WORK TO DO — Exactly repeat the material, dropping only the pictures.
-=-=-
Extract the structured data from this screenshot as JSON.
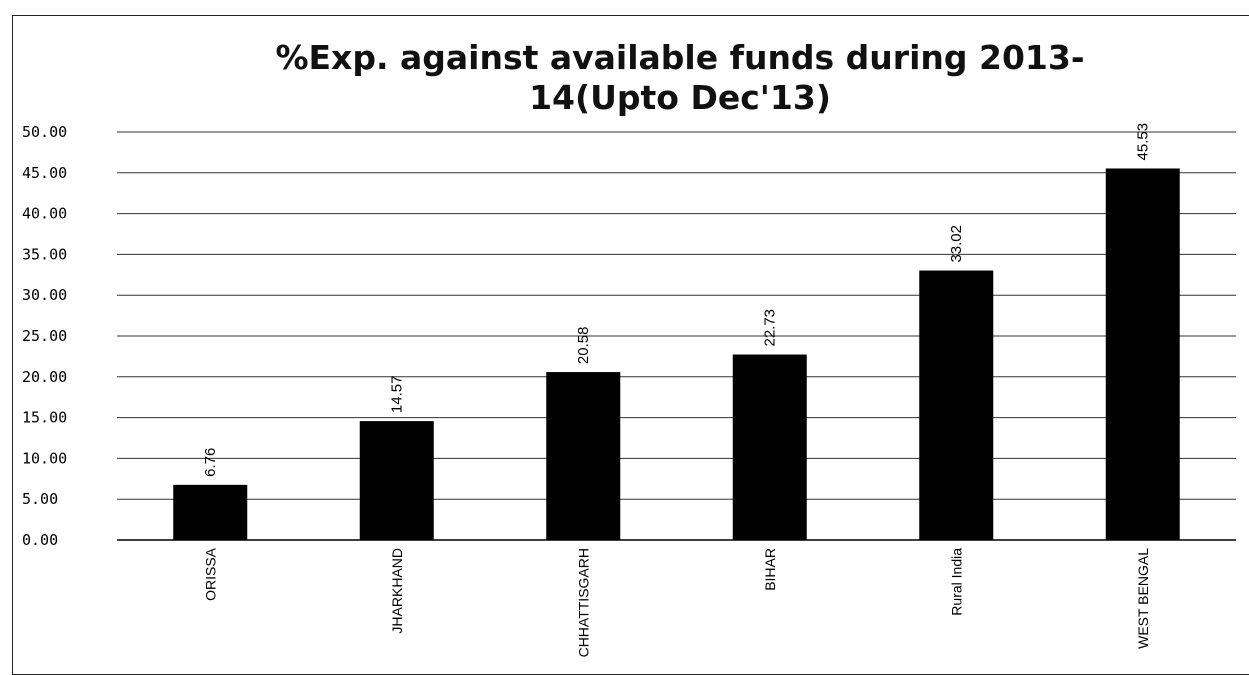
{
  "chart_data": {
    "type": "bar",
    "title": "%Exp. against available funds during 2013-14(Upto Dec'13)",
    "categories": [
      "ORISSA",
      "JHARKHAND",
      "CHHATTISGARH",
      "BIHAR",
      "Rural India",
      "WEST BENGAL"
    ],
    "values": [
      6.76,
      14.57,
      20.58,
      22.73,
      33.02,
      45.53
    ],
    "color": "#000000",
    "ylim": [
      0,
      50
    ],
    "yticks": [
      {
        "value": 0,
        "label": "0.00"
      },
      {
        "value": 5,
        "label": "5.00"
      },
      {
        "value": 10,
        "label": "10.00"
      },
      {
        "value": 15,
        "label": "15.00"
      },
      {
        "value": 20,
        "label": "20.00"
      },
      {
        "value": 25,
        "label": "25.00"
      },
      {
        "value": 30,
        "label": "30.00"
      },
      {
        "value": 35,
        "label": "35.00"
      },
      {
        "value": 40,
        "label": "40.00"
      },
      {
        "value": 45,
        "label": "45.00"
      },
      {
        "value": 50,
        "label": "50.00"
      }
    ],
    "grid": true
  }
}
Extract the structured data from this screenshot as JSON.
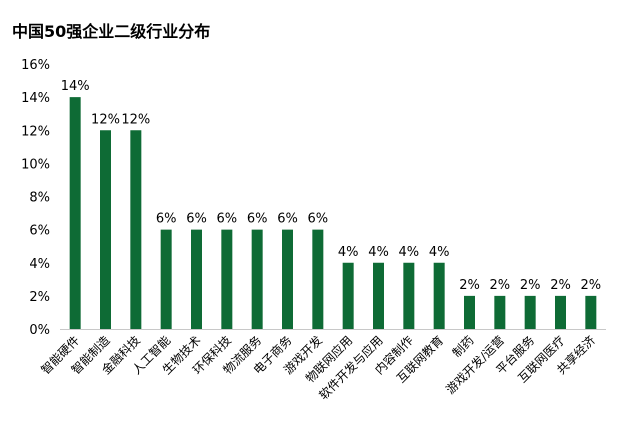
{
  "chart_data": {
    "type": "bar",
    "title": "中国50强企业二级行业分布",
    "xlabel": "",
    "ylabel": "",
    "ylim": [
      0,
      16
    ],
    "ytick_values": [
      0,
      2,
      4,
      6,
      8,
      10,
      12,
      14,
      16
    ],
    "ytick_labels": [
      "0%",
      "2%",
      "4%",
      "6%",
      "8%",
      "10%",
      "12%",
      "14%",
      "16%"
    ],
    "grid": false,
    "legend": "none",
    "bar_color": "#0e6b35",
    "categories": [
      "智能硬件",
      "智能制造",
      "金融科技",
      "人工智能",
      "生物技术",
      "环保科技",
      "物流服务",
      "电子商务",
      "游戏开发",
      "物联网应用",
      "软件开发与应用",
      "内容制作",
      "互联网教育",
      "制药",
      "游戏开发/运营",
      "平台服务",
      "互联网医疗",
      "共享经济"
    ],
    "values": [
      14,
      12,
      12,
      6,
      6,
      6,
      6,
      6,
      6,
      4,
      4,
      4,
      4,
      2,
      2,
      2,
      2,
      2
    ],
    "data_labels": [
      "14%",
      "12%",
      "12%",
      "6%",
      "6%",
      "6%",
      "6%",
      "6%",
      "6%",
      "4%",
      "4%",
      "4%",
      "4%",
      "2%",
      "2%",
      "2%",
      "2%",
      "2%"
    ]
  }
}
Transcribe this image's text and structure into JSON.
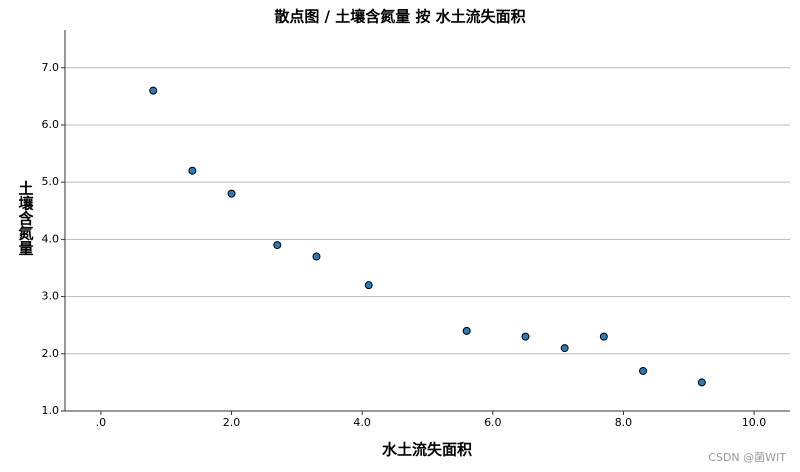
{
  "chart_data": {
    "type": "scatter",
    "title": "散点图 / 土壤含氮量 按 水土流失面积",
    "x_label": "水土流失面积",
    "y_label": "土壤含氮量",
    "watermark": "CSDN @菌WIT",
    "x": [
      0.8,
      1.4,
      2.0,
      2.7,
      3.3,
      4.1,
      5.6,
      6.5,
      7.1,
      7.7,
      8.3,
      9.2
    ],
    "values": [
      6.6,
      5.2,
      4.8,
      3.9,
      3.7,
      3.2,
      2.4,
      2.3,
      2.1,
      2.3,
      1.7,
      1.5
    ],
    "color": "#2b7bba",
    "xlim": [
      -0.55,
      10.55
    ],
    "ylim": [
      1,
      7.66
    ],
    "xticks": [
      {
        "value": 0,
        "label": ".0"
      },
      {
        "value": 2,
        "label": "2.0"
      },
      {
        "value": 4,
        "label": "4.0"
      },
      {
        "value": 6,
        "label": "6.0"
      },
      {
        "value": 8,
        "label": "8.0"
      },
      {
        "value": 10,
        "label": "10.0"
      }
    ],
    "yticks": [
      {
        "value": 1,
        "label": "1.0"
      },
      {
        "value": 2,
        "label": "2.0"
      },
      {
        "value": 3,
        "label": "3.0"
      },
      {
        "value": 4,
        "label": "4.0"
      },
      {
        "value": 5,
        "label": "5.0"
      },
      {
        "value": 6,
        "label": "6.0"
      },
      {
        "value": 7,
        "label": "7.0"
      }
    ],
    "grid": true
  }
}
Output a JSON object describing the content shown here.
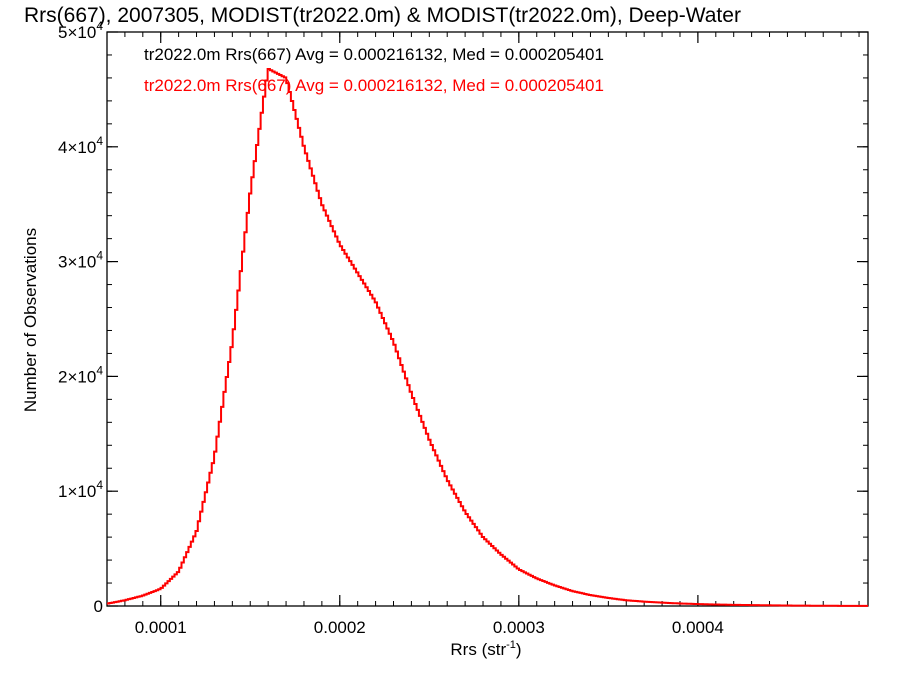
{
  "chart_data": {
    "type": "line",
    "title": "Rrs(667), 2007305, MODIST(tr2022.0m) & MODIST(tr2022.0m), Deep-Water",
    "xlabel": "Rrs (str",
    "xlabel_sup": "-1",
    "xlabel_end": ")",
    "ylabel": "Number of Observations",
    "xlim": [
      7e-05,
      0.000495
    ],
    "ylim": [
      0,
      50000
    ],
    "xticks": [
      {
        "value": 0.0001,
        "label": "0.0001"
      },
      {
        "value": 0.0002,
        "label": "0.0002"
      },
      {
        "value": 0.0003,
        "label": "0.0003"
      },
      {
        "value": 0.0004,
        "label": "0.0004"
      }
    ],
    "yticks": [
      {
        "value": 0,
        "label": "0",
        "exp": ""
      },
      {
        "value": 10000,
        "label": "1×10",
        "exp": "4"
      },
      {
        "value": 20000,
        "label": "2×10",
        "exp": "4"
      },
      {
        "value": 30000,
        "label": "3×10",
        "exp": "4"
      },
      {
        "value": 40000,
        "label": "4×10",
        "exp": "4"
      },
      {
        "value": 50000,
        "label": "5×10",
        "exp": "4"
      }
    ],
    "grid": false,
    "style": "histogram-step",
    "annotations": [
      {
        "text": "tr2022.0m Rrs(667) Avg = 0.000216132, Med = 0.000205401",
        "color": "#000000"
      },
      {
        "text": "tr2022.0m Rrs(667) Avg = 0.000216132, Med = 0.000205401",
        "color": "#ff0000"
      }
    ],
    "series": [
      {
        "color": "#ff0000",
        "x": [
          7e-05,
          8e-05,
          9e-05,
          0.0001,
          0.00011,
          0.00012,
          0.00013,
          0.00014,
          0.00015,
          0.00016,
          0.00017,
          0.00018,
          0.00019,
          0.0002,
          0.00021,
          0.00022,
          0.00023,
          0.00024,
          0.00025,
          0.00026,
          0.00027,
          0.00028,
          0.00029,
          0.0003,
          0.00031,
          0.00032,
          0.00033,
          0.00034,
          0.00035,
          0.00036,
          0.00037,
          0.00038,
          0.00039,
          0.0004,
          0.00041,
          0.00042,
          0.00043,
          0.00044,
          0.00045,
          0.00046,
          0.00047,
          0.00048,
          0.00049
        ],
        "y": [
          200,
          500,
          900,
          1500,
          3000,
          6500,
          13000,
          23000,
          36000,
          46800,
          46000,
          40000,
          35000,
          31500,
          29000,
          26500,
          23000,
          18500,
          14500,
          11000,
          8200,
          6000,
          4500,
          3200,
          2400,
          1800,
          1300,
          950,
          700,
          500,
          380,
          290,
          220,
          170,
          130,
          100,
          80,
          60,
          40,
          30,
          20,
          15,
          10
        ]
      }
    ]
  }
}
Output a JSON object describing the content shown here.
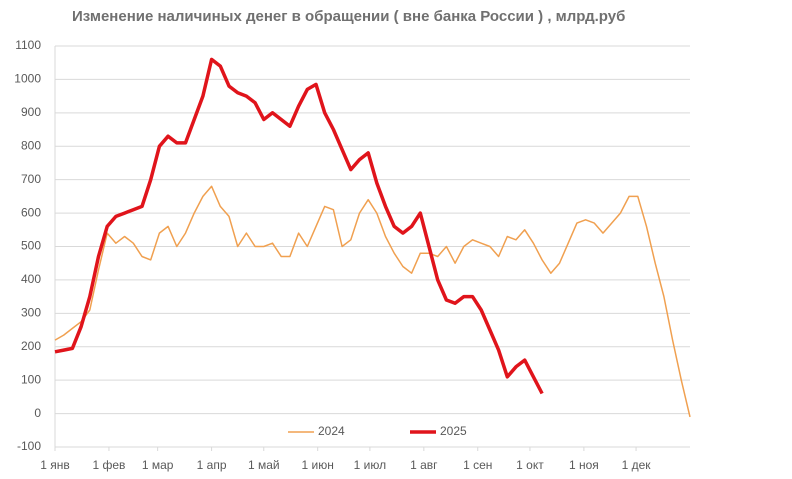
-=-=-
SOLUTION FOR THIS TASK —
Extract the structured data from this screenshot as JSON.
{
  "chart_data": {
    "type": "bar",
    "title": "%Exp. against available funds during 2013-14(Upto Dec'13)",
    "categories": [
      "ORISSA",
      "JHARKHAND",
      "CHHATTISGARH",
      "BIHAR",
      "Rural India",
      "WEST BENGAL"
    ],
    "values": [
      6.76,
      14.57,
      20.58,
      22.73,
      33.02,
      45.53
    ],
    "color": "#000000",
    "ylim": [
      0,
      50
    ],
    "yticks": [
      {
        "value": 0,
        "label": "0.00"
      },
      {
        "value": 5,
        "label": "5.00"
      },
      {
        "value": 10,
        "label": "10.00"
      },
      {
        "value": 15,
        "label": "15.00"
      },
      {
        "value": 20,
        "label": "20.00"
      },
      {
        "value": 25,
        "label": "25.00"
      },
      {
        "value": 30,
        "label": "30.00"
      },
      {
        "value": 35,
        "label": "35.00"
      },
      {
        "value": 40,
        "label": "40.00"
      },
      {
        "value": 45,
        "label": "45.00"
      },
      {
        "value": 50,
        "label": "50.00"
      }
    ],
    "grid": true
  }
}
Extract the structured data from this screenshot as JSON.
{
  "chart_data": {
    "type": "bar",
    "title": "中国50强企业二级行业分布",
    "xlabel": "",
    "ylabel": "",
    "ylim": [
      0,
      16
    ],
    "ytick_values": [
      0,
      2,
      4,
      6,
      8,
      10,
      12,
      14,
      16
    ],
    "ytick_labels": [
      "0%",
      "2%",
      "4%",
      "6%",
      "8%",
      "10%",
      "12%",
      "14%",
      "16%"
    ],
    "grid": false,
    "legend": "none",
    "bar_color": "#0e6b35",
    "categories": [
      "智能硬件",
      "智能制造",
      "金融科技",
      "人工智能",
      "生物技术",
      "环保科技",
      "物流服务",
      "电子商务",
      "游戏开发",
      "物联网应用",
      "软件开发与应用",
      "内容制作",
      "互联网教育",
      "制药",
      "游戏开发/运营",
      "平台服务",
      "互联网医疗",
      "共享经济"
    ],
    "values": [
      14,
      12,
      12,
      6,
      6,
      6,
      6,
      6,
      6,
      4,
      4,
      4,
      4,
      2,
      2,
      2,
      2,
      2
    ],
    "data_labels": [
      "14%",
      "12%",
      "12%",
      "6%",
      "6%",
      "6%",
      "6%",
      "6%",
      "6%",
      "4%",
      "4%",
      "4%",
      "4%",
      "2%",
      "2%",
      "2%",
      "2%",
      "2%"
    ]
  }
}
Transcribe this image's text and structure into JSON.
{
  "chart_data": {
    "type": "scatter",
    "title": "散点图 / 土壤含氮量 按 水土流失面积",
    "x_label": "水土流失面积",
    "y_label": "土壤含氮量",
    "watermark": "CSDN @菌WIT",
    "x": [
      0.8,
      1.4,
      2.0,
      2.7,
      3.3,
      4.1,
      5.6,
      6.5,
      7.1,
      7.7,
      8.3,
      9.2
    ],
    "values": [
      6.6,
      5.2,
      4.8,
      3.9,
      3.7,
      3.2,
      2.4,
      2.3,
      2.1,
      2.3,
      1.7,
      1.5
    ],
    "color": "#2b7bba",
    "xlim": [
      -0.55,
      10.55
    ],
    "ylim": [
      1,
      7.66
    ],
    "xticks": [
      {
        "value": 0,
        "label": ".0"
      },
      {
        "value": 2,
        "label": "2.0"
      },
      {
        "value": 4,
        "label": "4.0"
      },
      {
        "value": 6,
        "label": "6.0"
      },
      {
        "value": 8,
        "label": "8.0"
      },
      {
        "value": 10,
        "label": "10.0"
      }
    ],
    "yticks": [
      {
        "value": 1,
        "label": "1.0"
      },
      {
        "value": 2,
        "label": "2.0"
      },
      {
        "value": 3,
        "label": "3.0"
      },
      {
        "value": 4,
        "label": "4.0"
      },
      {
        "value": 5,
        "label": "5.0"
      },
      {
        "value": 6,
        "label": "6.0"
      },
      {
        "value": 7,
        "label": "7.0"
      }
    ],
    "grid": true
  }
}
Output a JSON object describing the content shown here.
{
  "chart_data": {
    "type": "line",
    "title": "Rrs(667), 2007305, MODIST(tr2022.0m) & MODIST(tr2022.0m), Deep-Water",
    "xlabel": "Rrs (str",
    "xlabel_sup": "-1",
    "xlabel_end": ")",
    "ylabel": "Number of Observations",
    "xlim": [
      7e-05,
      0.000495
    ],
    "ylim": [
      0,
      50000
    ],
    "xticks": [
      {
        "value": 0.0001,
        "label": "0.0001"
      },
      {
        "value": 0.0002,
        "label": "0.0002"
      },
      {
        "value": 0.0003,
        "label": "0.0003"
      },
      {
        "value": 0.0004,
        "label": "0.0004"
      }
    ],
    "yticks": [
      {
        "value": 0,
        "label": "0",
        "exp": ""
      },
      {
        "value": 10000,
        "label": "1×10",
        "exp": "4"
      },
      {
        "value": 20000,
        "label": "2×10",
        "exp": "4"
      },
      {
        "value": 30000,
        "label": "3×10",
        "exp": "4"
      },
      {
        "value": 40000,
        "label": "4×10",
        "exp": "4"
      },
      {
        "value": 50000,
        "label": "5×10",
        "exp": "4"
      }
    ],
    "grid": false,
    "style": "histogram-step",
    "annotations": [
      {
        "text": "tr2022.0m Rrs(667) Avg = 0.000216132, Med = 0.000205401",
        "color": "#000000"
      },
      {
        "text": "tr2022.0m Rrs(667) Avg = 0.000216132, Med = 0.000205401",
        "color": "#ff0000"
      }
    ],
    "series": [
      {
        "color": "#ff0000",
        "x": [
          7e-05,
          8e-05,
          9e-05,
          0.0001,
          0.00011,
          0.00012,
          0.00013,
          0.00014,
          0.00015,
          0.00016,
          0.00017,
          0.00018,
          0.00019,
          0.0002,
          0.00021,
          0.00022,
          0.00023,
          0.00024,
          0.00025,
          0.00026,
          0.00027,
          0.00028,
          0.00029,
          0.0003,
          0.00031,
          0.00032,
          0.00033,
          0.00034,
          0.00035,
          0.00036,
          0.00037,
          0.00038,
          0.00039,
          0.0004,
          0.00041,
          0.00042,
          0.00043,
          0.00044,
          0.00045,
          0.00046,
          0.00047,
          0.00048,
          0.00049
        ],
        "y": [
          200,
          500,
          900,
          1500,
          3000,
          6500,
          13000,
          23000,
          36000,
          46800,
          46000,
          40000,
          35000,
          31500,
          29000,
          26500,
          23000,
          18500,
          14500,
          11000,
          8200,
          6000,
          4500,
          3200,
          2400,
          1800,
          1300,
          950,
          700,
          500,
          380,
          290,
          220,
          170,
          130,
          100,
          80,
          60,
          40,
          30,
          20,
          15,
          10
        ]
      }
    ]
  }
}
Output a JSON object describing the content shown here.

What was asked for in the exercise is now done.